Can the data below be echoed back word for word?

─── Task material

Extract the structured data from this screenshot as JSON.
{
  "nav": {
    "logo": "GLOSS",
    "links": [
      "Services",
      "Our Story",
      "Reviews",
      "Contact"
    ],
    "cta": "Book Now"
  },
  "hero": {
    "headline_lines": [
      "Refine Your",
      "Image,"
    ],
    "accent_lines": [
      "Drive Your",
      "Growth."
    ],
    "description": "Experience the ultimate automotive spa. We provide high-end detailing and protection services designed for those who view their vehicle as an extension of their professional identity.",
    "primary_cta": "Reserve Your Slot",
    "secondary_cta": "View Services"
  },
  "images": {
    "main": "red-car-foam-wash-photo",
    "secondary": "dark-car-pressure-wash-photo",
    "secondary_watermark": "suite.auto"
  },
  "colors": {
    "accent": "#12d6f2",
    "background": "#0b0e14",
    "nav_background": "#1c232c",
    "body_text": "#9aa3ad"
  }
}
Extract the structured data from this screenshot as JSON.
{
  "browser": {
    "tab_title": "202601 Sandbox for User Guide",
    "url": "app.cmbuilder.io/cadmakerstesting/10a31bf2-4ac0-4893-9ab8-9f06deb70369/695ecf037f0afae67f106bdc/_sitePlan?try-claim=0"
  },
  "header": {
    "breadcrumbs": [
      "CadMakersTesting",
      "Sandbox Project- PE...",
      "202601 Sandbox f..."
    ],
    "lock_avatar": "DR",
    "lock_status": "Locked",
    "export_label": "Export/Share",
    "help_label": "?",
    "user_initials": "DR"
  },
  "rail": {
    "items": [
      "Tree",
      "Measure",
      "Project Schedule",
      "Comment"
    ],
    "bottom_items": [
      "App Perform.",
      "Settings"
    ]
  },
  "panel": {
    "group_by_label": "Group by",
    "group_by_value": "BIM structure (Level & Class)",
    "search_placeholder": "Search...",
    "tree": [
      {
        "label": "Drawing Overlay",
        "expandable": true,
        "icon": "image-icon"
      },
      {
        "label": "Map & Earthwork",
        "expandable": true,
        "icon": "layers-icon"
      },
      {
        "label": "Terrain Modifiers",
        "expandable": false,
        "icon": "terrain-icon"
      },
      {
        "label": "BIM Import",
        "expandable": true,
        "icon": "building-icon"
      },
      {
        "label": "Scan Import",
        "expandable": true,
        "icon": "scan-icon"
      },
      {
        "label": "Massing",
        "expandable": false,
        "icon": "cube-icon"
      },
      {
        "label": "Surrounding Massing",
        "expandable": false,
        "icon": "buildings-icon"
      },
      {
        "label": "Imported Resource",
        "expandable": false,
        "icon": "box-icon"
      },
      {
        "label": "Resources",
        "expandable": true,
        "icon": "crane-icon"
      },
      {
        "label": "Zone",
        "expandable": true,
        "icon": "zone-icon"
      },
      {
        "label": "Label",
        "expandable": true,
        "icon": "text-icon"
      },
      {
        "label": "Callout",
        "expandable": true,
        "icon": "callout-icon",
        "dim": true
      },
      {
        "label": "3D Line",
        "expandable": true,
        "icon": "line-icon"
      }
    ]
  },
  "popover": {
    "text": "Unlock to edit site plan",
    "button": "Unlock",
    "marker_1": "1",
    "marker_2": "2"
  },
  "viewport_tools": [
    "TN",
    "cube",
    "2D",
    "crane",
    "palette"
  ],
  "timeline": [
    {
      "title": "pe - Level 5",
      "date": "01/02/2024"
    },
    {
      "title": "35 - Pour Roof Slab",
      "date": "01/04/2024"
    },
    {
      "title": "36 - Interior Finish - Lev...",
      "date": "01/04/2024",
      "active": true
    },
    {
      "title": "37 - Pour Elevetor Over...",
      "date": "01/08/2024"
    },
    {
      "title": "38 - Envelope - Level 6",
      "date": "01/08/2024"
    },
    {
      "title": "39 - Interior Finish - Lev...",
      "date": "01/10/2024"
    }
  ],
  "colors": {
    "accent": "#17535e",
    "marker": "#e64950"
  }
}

──────

→ Task response:
Extract the structured data from this screenshot as JSON.
{
  "nav": {
    "logo": "GLOSS",
    "links": [
      "Services",
      "Our Story",
      "Reviews",
      "Contact"
    ],
    "cta": "Book Now"
  },
  "hero": {
    "headline_lines": [
      "Refine Your",
      "Image,"
    ],
    "accent_lines": [
      "Drive Your",
      "Growth."
    ],
    "description": "Experience the ultimate automotive spa. We provide high-end detailing and protection services designed for those who view their vehicle as an extension of their professional identity.",
    "primary_cta": "Reserve Your Slot",
    "secondary_cta": "View Services"
  },
  "images": {
    "main": "red-car-foam-wash-photo",
    "secondary": "dark-car-pressure-wash-photo",
    "secondary_watermark": "suite.auto"
  },
  "colors": {
    "accent": "#12d6f2",
    "background": "#0b0e14",
    "nav_background": "#1c232c",
    "body_text": "#9aa3ad"
  }
}
Extract the structured data from this screenshot as JSON.
{
  "browser": {
    "tab_title": "202601 Sandbox for User Guide",
    "url": "app.cmbuilder.io/cadmakerstesting/10a31bf2-4ac0-4893-9ab8-9f06deb70369/695ecf037f0afae67f106bdc/_sitePlan?try-claim=0"
  },
  "header": {
    "breadcrumbs": [
      "CadMakersTesting",
      "Sandbox Project- PE...",
      "202601 Sandbox f..."
    ],
    "lock_avatar": "DR",
    "lock_status": "Locked",
    "export_label": "Export/Share",
    "help_label": "?",
    "user_initials": "DR"
  },
  "rail": {
    "items": [
      "Tree",
      "Measure",
      "Project Schedule",
      "Comment"
    ],
    "bottom_items": [
      "App Perform.",
      "Settings"
    ]
  },
  "panel": {
    "group_by_label": "Group by",
    "group_by_value": "BIM structure (Level & Class)",
    "search_placeholder": "Search...",
    "tree": [
      {
        "label": "Drawing Overlay",
        "expandable": true,
        "icon": "image-icon"
      },
      {
        "label": "Map & Earthwork",
        "expandable": true,
        "icon": "layers-icon"
      },
      {
        "label": "Terrain Modifiers",
        "expandable": false,
        "icon": "terrain-icon"
      },
      {
        "label": "BIM Import",
        "expandable": true,
        "icon": "building-icon"
      },
      {
        "label": "Scan Import",
        "expandable": true,
        "icon": "scan-icon"
      },
      {
        "label": "Massing",
        "expandable": false,
        "icon": "cube-icon"
      },
      {
        "label": "Surrounding Massing",
        "expandable": false,
        "icon": "buildings-icon"
      },
      {
        "label": "Imported Resource",
        "expandable": false,
        "icon": "box-icon"
      },
      {
        "label": "Resources",
        "expandable": true,
        "icon": "crane-icon"
      },
      {
        "label": "Zone",
        "expandable": true,
        "icon": "zone-icon"
      },
      {
        "label": "Label",
        "expandable": true,
        "icon": "text-icon"
      },
      {
        "label": "Callout",
        "expandable": true,
        "icon": "callout-icon",
        "dim": true
      },
      {
        "label": "3D Line",
        "expandable": true,
        "icon": "line-icon"
      }
    ]
  },
  "popover": {
    "text": "Unlock to edit site plan",
    "button": "Unlock",
    "marker_1": "1",
    "marker_2": "2"
  },
  "viewport_tools": [
    "TN",
    "cube",
    "2D",
    "crane",
    "palette"
  ],
  "timeline": [
    {
      "title": "pe - Level 5",
      "date": "01/02/2024"
    },
    {
      "title": "35 - Pour Roof Slab",
      "date": "01/04/2024"
    },
    {
      "title": "36 - Interior Finish - Lev...",
      "date": "01/04/2024",
      "active": true
    },
    {
      "title": "37 - Pour Elevetor Over...",
      "date": "01/08/2024"
    },
    {
      "title": "38 - Envelope - Level 6",
      "date": "01/08/2024"
    },
    {
      "title": "39 - Interior Finish - Lev...",
      "date": "01/10/2024"
    }
  ],
  "colors": {
    "accent": "#17535e",
    "marker": "#e64950"
  }
}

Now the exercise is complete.